*What needs to be done*
Locate the string "ausdrückliche" in the listing below. Copy every line where it is found.

*Raw data*
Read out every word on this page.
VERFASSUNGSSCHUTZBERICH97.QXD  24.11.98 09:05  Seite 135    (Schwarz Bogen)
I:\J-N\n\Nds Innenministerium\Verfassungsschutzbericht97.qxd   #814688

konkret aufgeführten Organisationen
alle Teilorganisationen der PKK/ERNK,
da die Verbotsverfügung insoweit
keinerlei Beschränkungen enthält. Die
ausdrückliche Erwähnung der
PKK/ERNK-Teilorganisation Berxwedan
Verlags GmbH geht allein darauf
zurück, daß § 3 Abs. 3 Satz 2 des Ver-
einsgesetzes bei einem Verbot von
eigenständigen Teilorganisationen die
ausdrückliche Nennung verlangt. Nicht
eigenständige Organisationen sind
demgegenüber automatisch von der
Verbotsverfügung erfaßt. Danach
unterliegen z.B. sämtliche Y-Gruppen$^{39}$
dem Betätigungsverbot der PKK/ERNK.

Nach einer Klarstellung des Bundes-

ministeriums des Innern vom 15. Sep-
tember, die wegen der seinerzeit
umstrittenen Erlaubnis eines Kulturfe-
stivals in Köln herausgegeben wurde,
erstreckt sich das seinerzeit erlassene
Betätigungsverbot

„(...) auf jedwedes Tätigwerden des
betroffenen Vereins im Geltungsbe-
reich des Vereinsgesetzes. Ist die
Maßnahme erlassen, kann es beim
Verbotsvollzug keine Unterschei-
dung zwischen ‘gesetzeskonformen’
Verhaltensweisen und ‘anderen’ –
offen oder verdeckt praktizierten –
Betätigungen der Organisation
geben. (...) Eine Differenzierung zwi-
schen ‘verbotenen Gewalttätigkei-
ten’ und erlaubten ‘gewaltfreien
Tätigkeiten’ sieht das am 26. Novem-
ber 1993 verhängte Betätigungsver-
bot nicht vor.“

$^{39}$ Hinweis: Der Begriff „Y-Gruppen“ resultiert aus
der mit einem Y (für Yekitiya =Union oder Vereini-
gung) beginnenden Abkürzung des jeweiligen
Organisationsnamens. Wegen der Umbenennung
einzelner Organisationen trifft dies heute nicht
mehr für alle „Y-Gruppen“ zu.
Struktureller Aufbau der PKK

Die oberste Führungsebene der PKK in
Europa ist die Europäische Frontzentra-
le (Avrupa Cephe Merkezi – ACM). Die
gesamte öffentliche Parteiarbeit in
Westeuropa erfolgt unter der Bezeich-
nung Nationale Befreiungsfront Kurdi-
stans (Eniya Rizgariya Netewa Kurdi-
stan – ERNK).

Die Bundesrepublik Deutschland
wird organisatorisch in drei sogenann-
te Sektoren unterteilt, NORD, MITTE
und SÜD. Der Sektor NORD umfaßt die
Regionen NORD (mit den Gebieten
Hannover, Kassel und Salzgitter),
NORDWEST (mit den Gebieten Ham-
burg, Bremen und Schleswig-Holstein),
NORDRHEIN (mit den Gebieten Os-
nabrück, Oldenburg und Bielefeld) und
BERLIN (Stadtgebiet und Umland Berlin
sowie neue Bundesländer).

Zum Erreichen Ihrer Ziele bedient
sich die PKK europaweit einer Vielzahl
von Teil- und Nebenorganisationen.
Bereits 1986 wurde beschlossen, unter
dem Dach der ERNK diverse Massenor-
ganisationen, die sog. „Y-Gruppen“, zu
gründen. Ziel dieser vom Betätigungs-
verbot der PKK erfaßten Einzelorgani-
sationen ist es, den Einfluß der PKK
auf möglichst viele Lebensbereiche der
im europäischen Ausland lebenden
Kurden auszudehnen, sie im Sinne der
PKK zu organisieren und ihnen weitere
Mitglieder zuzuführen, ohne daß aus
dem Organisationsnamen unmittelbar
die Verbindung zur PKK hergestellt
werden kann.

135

*Finished answer*
ausdrückliche Erwähnung der
ausdrückliche Nennung verlangt. Nicht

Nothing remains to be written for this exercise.